* [REQUIREMENTS] Omit the pictures, then write out every entry exactly as it reads.

* [EXERCISE INPUT]

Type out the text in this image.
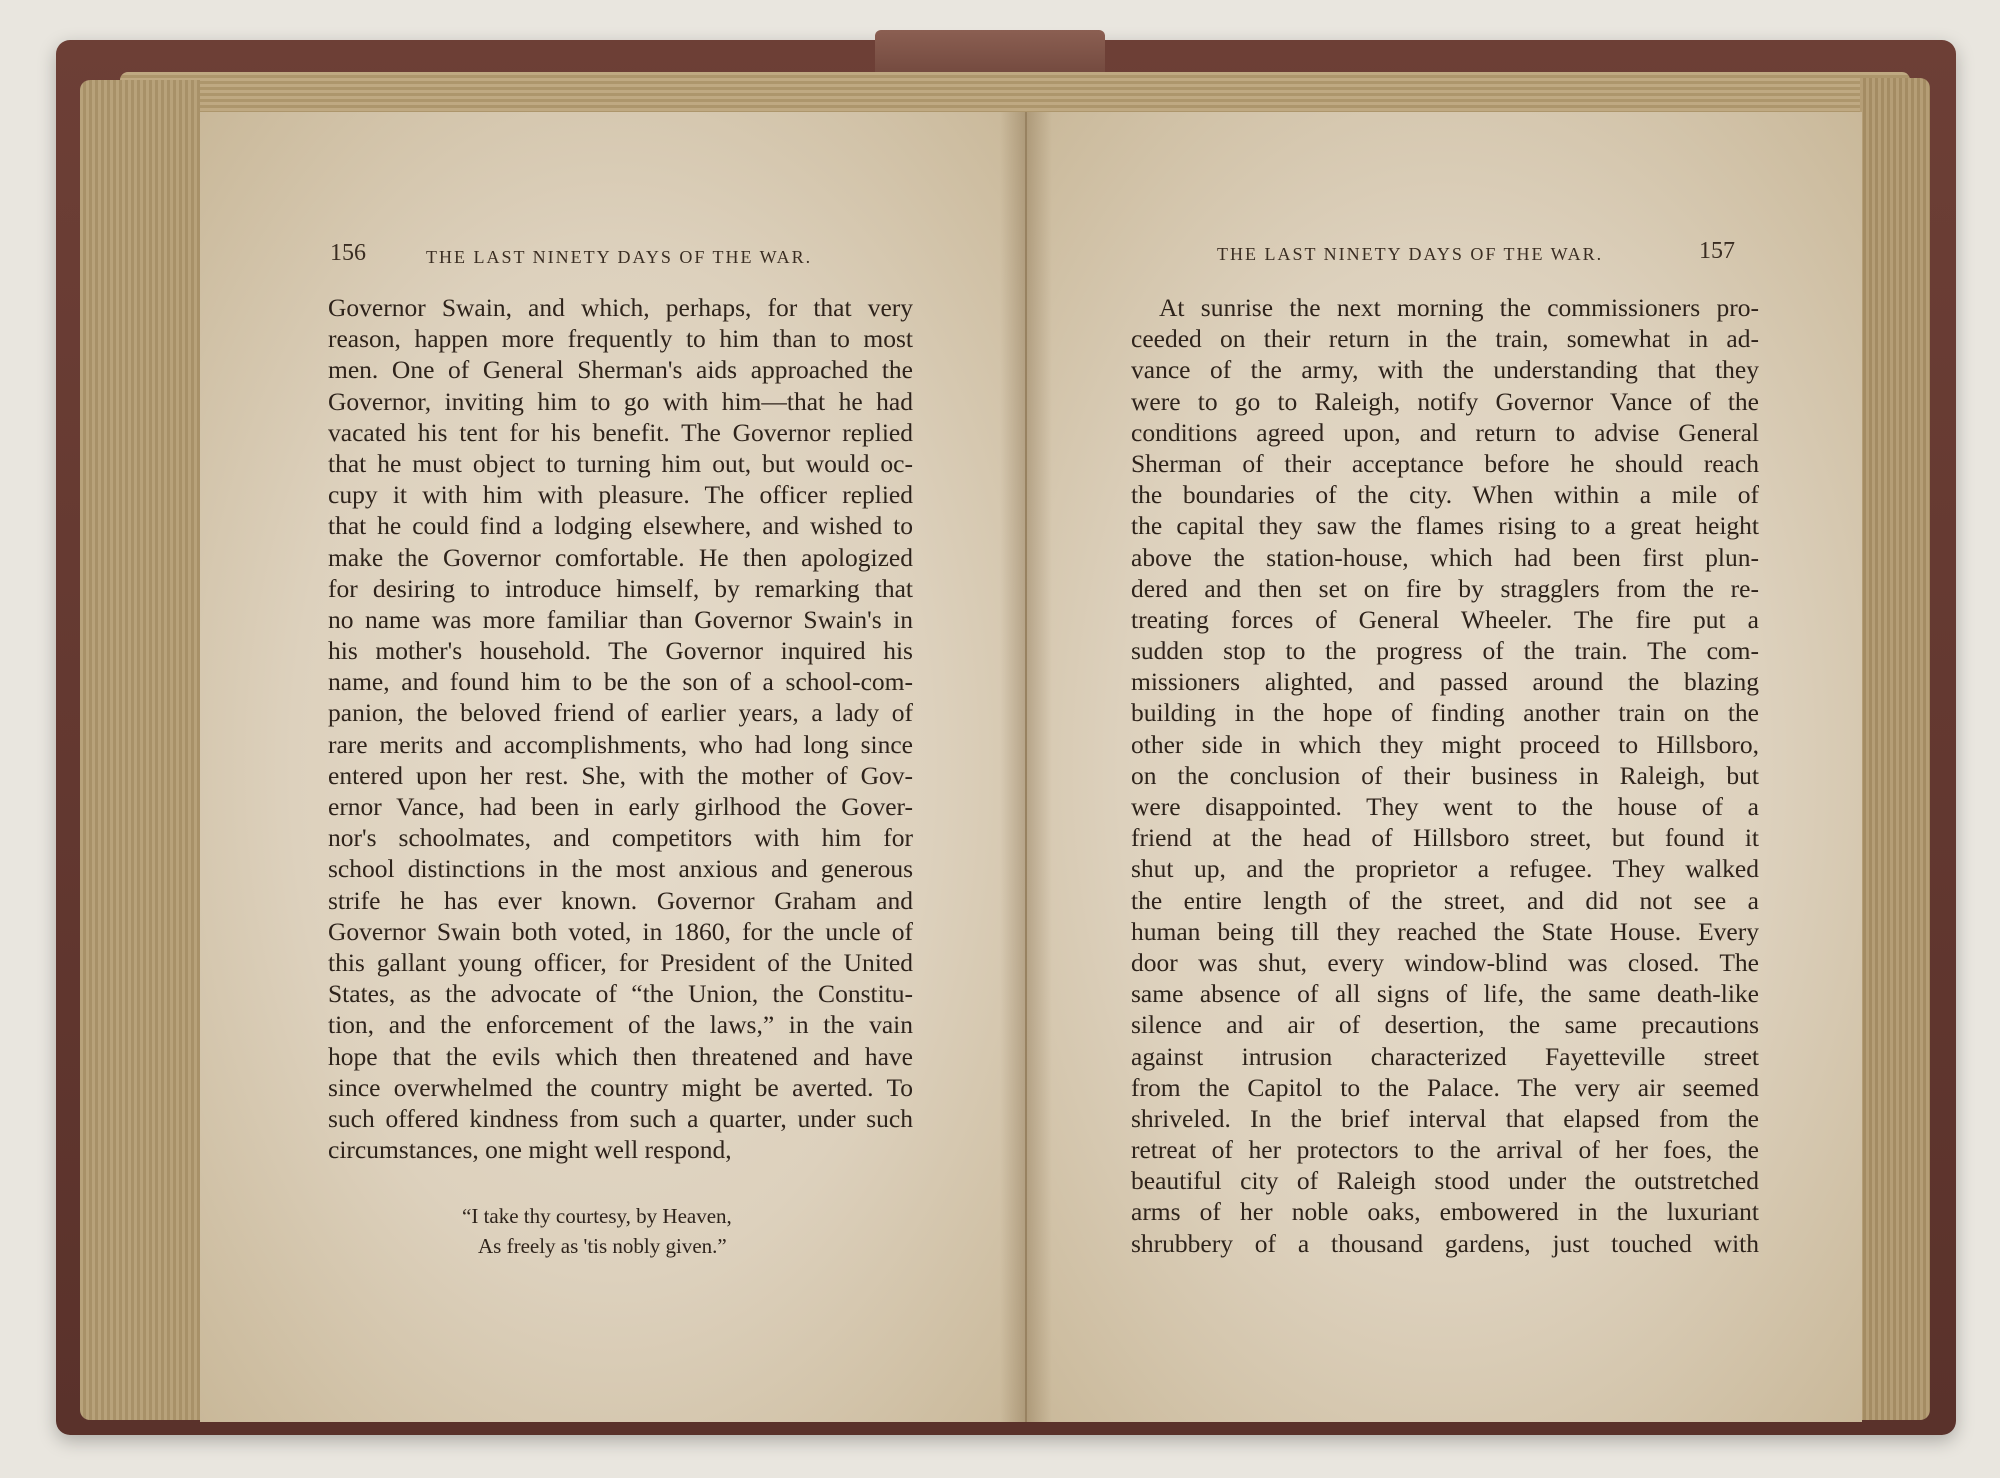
156	THE LAST NINETY DAYS OF THE WAR.
Governor Swain, and which, perhaps, for that very
reason, happen more frequently to him than to most
men. One of General Sherman's aids approached the
Governor, inviting him to go with him—that he had
vacated his tent for his benefit. The Governor replied
that he must object to turning him out, but would oc-
cupy it with him with pleasure. The officer replied
that he could find a lodging elsewhere, and wished to
make the Governor comfortable. He then apologized
for desiring to introduce himself, by remarking that
no name was more familiar than Governor Swain's in
his mother's household. The Governor inquired his
name, and found him to be the son of a school-com-
panion, the beloved friend of earlier years, a lady of
rare merits and accomplishments, who had long since
entered upon her rest. She, with the mother of Gov-
ernor Vance, had been in early girlhood the Gover-
nor's schoolmates, and competitors with him for
school distinctions in the most anxious and generous
strife he has ever known. Governor Graham and
Governor Swain both voted, in 1860, for the uncle of
this gallant young officer, for President of the United
States, as the advocate of “the Union, the Constitu-
tion, and the enforcement of the laws,” in the vain
hope that the evils which then threatened and have
since overwhelmed the country might be averted. To
such offered kindness from such a quarter, under such
circumstances, one might well respond,
“I take thy courtesy, by Heaven,
As freely as 'tis nobly given.”
THE LAST NINETY DAYS OF THE WAR.	157
At sunrise the next morning the commissioners pro-
ceeded on their return in the train, somewhat in ad-
vance of the army, with the understanding that they
were to go to Raleigh, notify Governor Vance of the
conditions agreed upon, and return to advise General
Sherman of their acceptance before he should reach
the boundaries of the city. When within a mile of
the capital they saw the flames rising to a great height
above the station-house, which had been first plun-
dered and then set on fire by stragglers from the re-
treating forces of General Wheeler. The fire put a
sudden stop to the progress of the train. The com-
missioners alighted, and passed around the blazing
building in the hope of finding another train on the
other side in which they might proceed to Hillsboro,
on the conclusion of their business in Raleigh, but
were disappointed. They went to the house of a
friend at the head of Hillsboro street, but found it
shut up, and the proprietor a refugee. They walked
the entire length of the street, and did not see a
human being till they reached the State House. Every
door was shut, every window-blind was closed. The
same absence of all signs of life, the same death-like
silence and air of desertion, the same precautions
against intrusion characterized Fayetteville street
from the Capitol to the Palace. The very air seemed
shriveled. In the brief interval that elapsed from the
retreat of her protectors to the arrival of her foes, the
beautiful city of Raleigh stood under the outstretched
arms of her noble oaks, embowered in the luxuriant
shrubbery of a thousand gardens, just touched with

* [THE SOLUTION]
Type out the text in this image.
156	THE LAST NINETY DAYS OF THE WAR.
Governor Swain, and which, perhaps, for that very
reason, happen more frequently to him than to most
men. One of General Sherman's aids approached the
Governor, inviting him to go with him—that he had
vacated his tent for his benefit. The Governor replied
that he must object to turning him out, but would oc-
cupy it with him with pleasure. The officer replied
that he could find a lodging elsewhere, and wished to
make the Governor comfortable. He then apologized
for desiring to introduce himself, by remarking that
no name was more familiar than Governor Swain's in
his mother's household. The Governor inquired his
name, and found him to be the son of a school-com-
panion, the beloved friend of earlier years, a lady of
rare merits and accomplishments, who had long since
entered upon her rest. She, with the mother of Gov-
ernor Vance, had been in early girlhood the Gover-
nor's schoolmates, and competitors with him for
school distinctions in the most anxious and generous
strife he has ever known. Governor Graham and
Governor Swain both voted, in 1860, for the uncle of
this gallant young officer, for President of the United
States, as the advocate of “the Union, the Constitu-
tion, and the enforcement of the laws,” in the vain
hope that the evils which then threatened and have
since overwhelmed the country might be averted. To
such offered kindness from such a quarter, under such
circumstances, one might well respond,
“I take thy courtesy, by Heaven,
As freely as 'tis nobly given.”
THE LAST NINETY DAYS OF THE WAR.	157
At sunrise the next morning the commissioners pro-
ceeded on their return in the train, somewhat in ad-
vance of the army, with the understanding that they
were to go to Raleigh, notify Governor Vance of the
conditions agreed upon, and return to advise General
Sherman of their acceptance before he should reach
the boundaries of the city. When within a mile of
the capital they saw the flames rising to a great height
above the station-house, which had been first plun-
dered and then set on fire by stragglers from the re-
treating forces of General Wheeler. The fire put a
sudden stop to the progress of the train. The com-
missioners alighted, and passed around the blazing
building in the hope of finding another train on the
other side in which they might proceed to Hillsboro,
on the conclusion of their business in Raleigh, but
were disappointed. They went to the house of a
friend at the head of Hillsboro street, but found it
shut up, and the proprietor a refugee. They walked
the entire length of the street, and did not see a
human being till they reached the State House. Every
door was shut, every window-blind was closed. The
same absence of all signs of life, the same death-like
silence and air of desertion, the same precautions
against intrusion characterized Fayetteville street
from the Capitol to the Palace. The very air seemed
shriveled. In the brief interval that elapsed from the
retreat of her protectors to the arrival of her foes, the
beautiful city of Raleigh stood under the outstretched
arms of her noble oaks, embowered in the luxuriant
shrubbery of a thousand gardens, just touched with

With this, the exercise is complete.